Exercise task:
Repeat every entry in the listing below, exactly.

Recorded information:
= = = =

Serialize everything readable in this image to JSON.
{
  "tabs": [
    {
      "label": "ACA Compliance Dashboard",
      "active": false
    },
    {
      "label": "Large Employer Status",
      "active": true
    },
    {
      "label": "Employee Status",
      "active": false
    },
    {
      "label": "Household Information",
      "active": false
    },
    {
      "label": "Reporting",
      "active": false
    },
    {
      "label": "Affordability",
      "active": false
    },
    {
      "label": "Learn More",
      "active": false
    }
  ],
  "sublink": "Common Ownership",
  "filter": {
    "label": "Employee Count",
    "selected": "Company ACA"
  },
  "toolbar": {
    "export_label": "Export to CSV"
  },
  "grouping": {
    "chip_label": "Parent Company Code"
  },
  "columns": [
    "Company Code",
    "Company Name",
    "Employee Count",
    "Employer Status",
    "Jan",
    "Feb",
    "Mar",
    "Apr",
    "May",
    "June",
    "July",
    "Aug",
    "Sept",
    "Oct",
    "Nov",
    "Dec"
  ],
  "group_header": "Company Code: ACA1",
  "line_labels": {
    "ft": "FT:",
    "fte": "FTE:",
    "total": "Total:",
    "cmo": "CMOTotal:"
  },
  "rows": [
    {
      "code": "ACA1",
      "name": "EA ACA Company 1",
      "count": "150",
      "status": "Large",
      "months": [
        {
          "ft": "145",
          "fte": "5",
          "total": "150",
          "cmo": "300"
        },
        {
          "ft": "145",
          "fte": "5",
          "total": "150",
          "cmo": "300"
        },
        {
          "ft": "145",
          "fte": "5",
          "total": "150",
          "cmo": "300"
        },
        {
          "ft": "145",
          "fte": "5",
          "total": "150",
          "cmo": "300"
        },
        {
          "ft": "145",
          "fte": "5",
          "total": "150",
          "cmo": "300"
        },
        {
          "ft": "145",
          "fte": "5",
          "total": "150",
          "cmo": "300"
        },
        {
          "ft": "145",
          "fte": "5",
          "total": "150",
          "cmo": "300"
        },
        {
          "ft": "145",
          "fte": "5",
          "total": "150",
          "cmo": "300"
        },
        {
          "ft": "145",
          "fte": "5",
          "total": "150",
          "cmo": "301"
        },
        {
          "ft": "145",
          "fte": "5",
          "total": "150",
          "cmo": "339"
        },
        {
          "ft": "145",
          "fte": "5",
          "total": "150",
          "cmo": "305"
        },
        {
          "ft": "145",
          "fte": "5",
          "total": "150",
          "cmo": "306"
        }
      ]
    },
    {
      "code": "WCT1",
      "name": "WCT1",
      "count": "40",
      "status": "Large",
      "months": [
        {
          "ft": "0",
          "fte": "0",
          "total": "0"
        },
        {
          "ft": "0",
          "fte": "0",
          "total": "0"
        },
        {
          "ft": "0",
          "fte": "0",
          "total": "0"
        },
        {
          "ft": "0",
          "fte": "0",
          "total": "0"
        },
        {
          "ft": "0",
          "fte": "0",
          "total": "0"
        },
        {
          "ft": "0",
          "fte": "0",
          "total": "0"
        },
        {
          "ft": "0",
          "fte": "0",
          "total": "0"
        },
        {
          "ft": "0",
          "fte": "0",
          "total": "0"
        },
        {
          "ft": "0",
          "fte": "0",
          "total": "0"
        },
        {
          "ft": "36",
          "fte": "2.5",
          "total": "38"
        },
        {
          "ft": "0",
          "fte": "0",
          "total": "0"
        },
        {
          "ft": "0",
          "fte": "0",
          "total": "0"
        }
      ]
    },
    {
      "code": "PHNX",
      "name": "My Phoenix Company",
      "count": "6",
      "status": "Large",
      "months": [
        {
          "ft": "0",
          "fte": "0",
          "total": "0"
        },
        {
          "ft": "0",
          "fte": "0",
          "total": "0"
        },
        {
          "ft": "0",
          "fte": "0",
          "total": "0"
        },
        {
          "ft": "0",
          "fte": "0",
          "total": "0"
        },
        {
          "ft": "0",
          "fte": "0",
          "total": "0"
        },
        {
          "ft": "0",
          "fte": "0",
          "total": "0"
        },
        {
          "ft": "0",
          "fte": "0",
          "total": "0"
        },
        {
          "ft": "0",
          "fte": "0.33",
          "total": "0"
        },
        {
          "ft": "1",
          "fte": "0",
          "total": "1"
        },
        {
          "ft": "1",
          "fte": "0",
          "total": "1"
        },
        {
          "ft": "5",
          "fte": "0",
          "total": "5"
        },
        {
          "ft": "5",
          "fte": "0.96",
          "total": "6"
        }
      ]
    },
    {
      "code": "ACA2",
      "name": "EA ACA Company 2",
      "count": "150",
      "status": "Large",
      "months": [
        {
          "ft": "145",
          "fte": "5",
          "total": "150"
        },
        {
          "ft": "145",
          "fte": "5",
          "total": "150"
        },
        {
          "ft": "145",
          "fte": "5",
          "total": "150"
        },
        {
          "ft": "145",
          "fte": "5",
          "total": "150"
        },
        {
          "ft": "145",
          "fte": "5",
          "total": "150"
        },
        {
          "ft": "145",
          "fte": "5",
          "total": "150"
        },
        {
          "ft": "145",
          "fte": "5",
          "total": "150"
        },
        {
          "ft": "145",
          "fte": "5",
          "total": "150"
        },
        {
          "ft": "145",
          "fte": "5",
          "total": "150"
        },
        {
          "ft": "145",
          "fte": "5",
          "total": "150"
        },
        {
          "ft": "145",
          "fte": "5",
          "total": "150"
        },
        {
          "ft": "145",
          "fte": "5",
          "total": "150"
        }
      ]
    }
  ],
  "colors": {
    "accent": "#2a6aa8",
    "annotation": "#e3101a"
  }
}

= = = =

Worked answer:
Serialize everything readable in this image to JSON.
{
  "tabs": [
    {
      "label": "ACA Compliance Dashboard",
      "active": false
    },
    {
      "label": "Large Employer Status",
      "active": true
    },
    {
      "label": "Employee Status",
      "active": false
    },
    {
      "label": "Household Information",
      "active": false
    },
    {
      "label": "Reporting",
      "active": false
    },
    {
      "label": "Affordability",
      "active": false
    },
    {
      "label": "Learn More",
      "active": false
    }
  ],
  "sublink": "Common Ownership",
  "filter": {
    "label": "Employee Count",
    "selected": "Company ACA"
  },
  "toolbar": {
    "export_label": "Export to CSV"
  },
  "grouping": {
    "chip_label": "Parent Company Code"
  },
  "columns": [
    "Company Code",
    "Company Name",
    "Employee Count",
    "Employer Status",
    "Jan",
    "Feb",
    "Mar",
    "Apr",
    "May",
    "June",
    "July",
    "Aug",
    "Sept",
    "Oct",
    "Nov",
    "Dec"
  ],
  "group_header": "Company Code: ACA1",
  "line_labels": {
    "ft": "FT:",
    "fte": "FTE:",
    "total": "Total:",
    "cmo": "CMOTotal:"
  },
  "rows": [
    {
      "code": "ACA1",
      "name": "EA ACA Company 1",
      "count": "150",
      "status": "Large",
      "months": [
        {
          "ft": "145",
          "fte": "5",
          "total": "150",
          "cmo": "300"
        },
        {
          "ft": "145",
          "fte": "5",
          "total": "150",
          "cmo": "300"
        },
        {
          "ft": "145",
          "fte": "5",
          "total": "150",
          "cmo": "300"
        },
        {
          "ft": "145",
          "fte": "5",
          "total": "150",
          "cmo": "300"
        },
        {
          "ft": "145",
          "fte": "5",
          "total": "150",
          "cmo": "300"
        },
        {
          "ft": "145",
          "fte": "5",
          "total": "150",
          "cmo": "300"
        },
        {
          "ft": "145",
          "fte": "5",
          "total": "150",
          "cmo": "300"
        },
        {
          "ft": "145",
          "fte": "5",
          "total": "150",
          "cmo": "300"
        },
        {
          "ft": "145",
          "fte": "5",
          "total": "150",
          "cmo": "301"
        },
        {
          "ft": "145",
          "fte": "5",
          "total": "150",
          "cmo": "339"
        },
        {
          "ft": "145",
          "fte": "5",
          "total": "150",
          "cmo": "305"
        },
        {
          "ft": "145",
          "fte": "5",
          "total": "150",
          "cmo": "306"
        }
      ]
    },
    {
      "code": "WCT1",
      "name": "WCT1",
      "count": "40",
      "status": "Large",
      "months": [
        {
          "ft": "0",
          "fte": "0",
          "total": "0"
        },
        {
          "ft": "0",
          "fte": "0",
          "total": "0"
        },
        {
          "ft": "0",
          "fte": "0",
          "total": "0"
        },
        {
          "ft": "0",
          "fte": "0",
          "total": "0"
        },
        {
          "ft": "0",
          "fte": "0",
          "total": "0"
        },
        {
          "ft": "0",
          "fte": "0",
          "total": "0"
        },
        {
          "ft": "0",
          "fte": "0",
          "total": "0"
        },
        {
          "ft": "0",
          "fte": "0",
          "total": "0"
        },
        {
          "ft": "0",
          "fte": "0",
          "total": "0"
        },
        {
          "ft": "36",
          "fte": "2.5",
          "total": "38"
        },
        {
          "ft": "0",
          "fte": "0",
          "total": "0"
        },
        {
          "ft": "0",
          "fte": "0",
          "total": "0"
        }
      ]
    },
    {
      "code": "PHNX",
      "name": "My Phoenix Company",
      "count": "6",
      "status": "Large",
      "months": [
        {
          "ft": "0",
          "fte": "0",
          "total": "0"
        },
        {
          "ft": "0",
          "fte": "0",
          "total": "0"
        },
        {
          "ft": "0",
          "fte": "0",
          "total": "0"
        },
        {
          "ft": "0",
          "fte": "0",
          "total": "0"
        },
        {
          "ft": "0",
          "fte": "0",
          "total": "0"
        },
        {
          "ft": "0",
          "fte": "0",
          "total": "0"
        },
        {
          "ft": "0",
          "fte": "0",
          "total": "0"
        },
        {
          "ft": "0",
          "fte": "0.33",
          "total": "0"
        },
        {
          "ft": "1",
          "fte": "0",
          "total": "1"
        },
        {
          "ft": "1",
          "fte": "0",
          "total": "1"
        },
        {
          "ft": "5",
          "fte": "0",
          "total": "5"
        },
        {
          "ft": "5",
          "fte": "0.96",
          "total": "6"
        }
      ]
    },
    {
      "code": "ACA2",
      "name": "EA ACA Company 2",
      "count": "150",
      "status": "Large",
      "months": [
        {
          "ft": "145",
          "fte": "5",
          "total": "150"
        },
        {
          "ft": "145",
          "fte": "5",
          "total": "150"
        },
        {
          "ft": "145",
          "fte": "5",
          "total": "150"
        },
        {
          "ft": "145",
          "fte": "5",
          "total": "150"
        },
        {
          "ft": "145",
          "fte": "5",
          "total": "150"
        },
        {
          "ft": "145",
          "fte": "5",
          "total": "150"
        },
        {
          "ft": "145",
          "fte": "5",
          "total": "150"
        },
        {
          "ft": "145",
          "fte": "5",
          "total": "150"
        },
        {
          "ft": "145",
          "fte": "5",
          "total": "150"
        },
        {
          "ft": "145",
          "fte": "5",
          "total": "150"
        },
        {
          "ft": "145",
          "fte": "5",
          "total": "150"
        },
        {
          "ft": "145",
          "fte": "5",
          "total": "150"
        }
      ]
    }
  ],
  "colors": {
    "accent": "#2a6aa8",
    "annotation": "#e3101a"
  }
}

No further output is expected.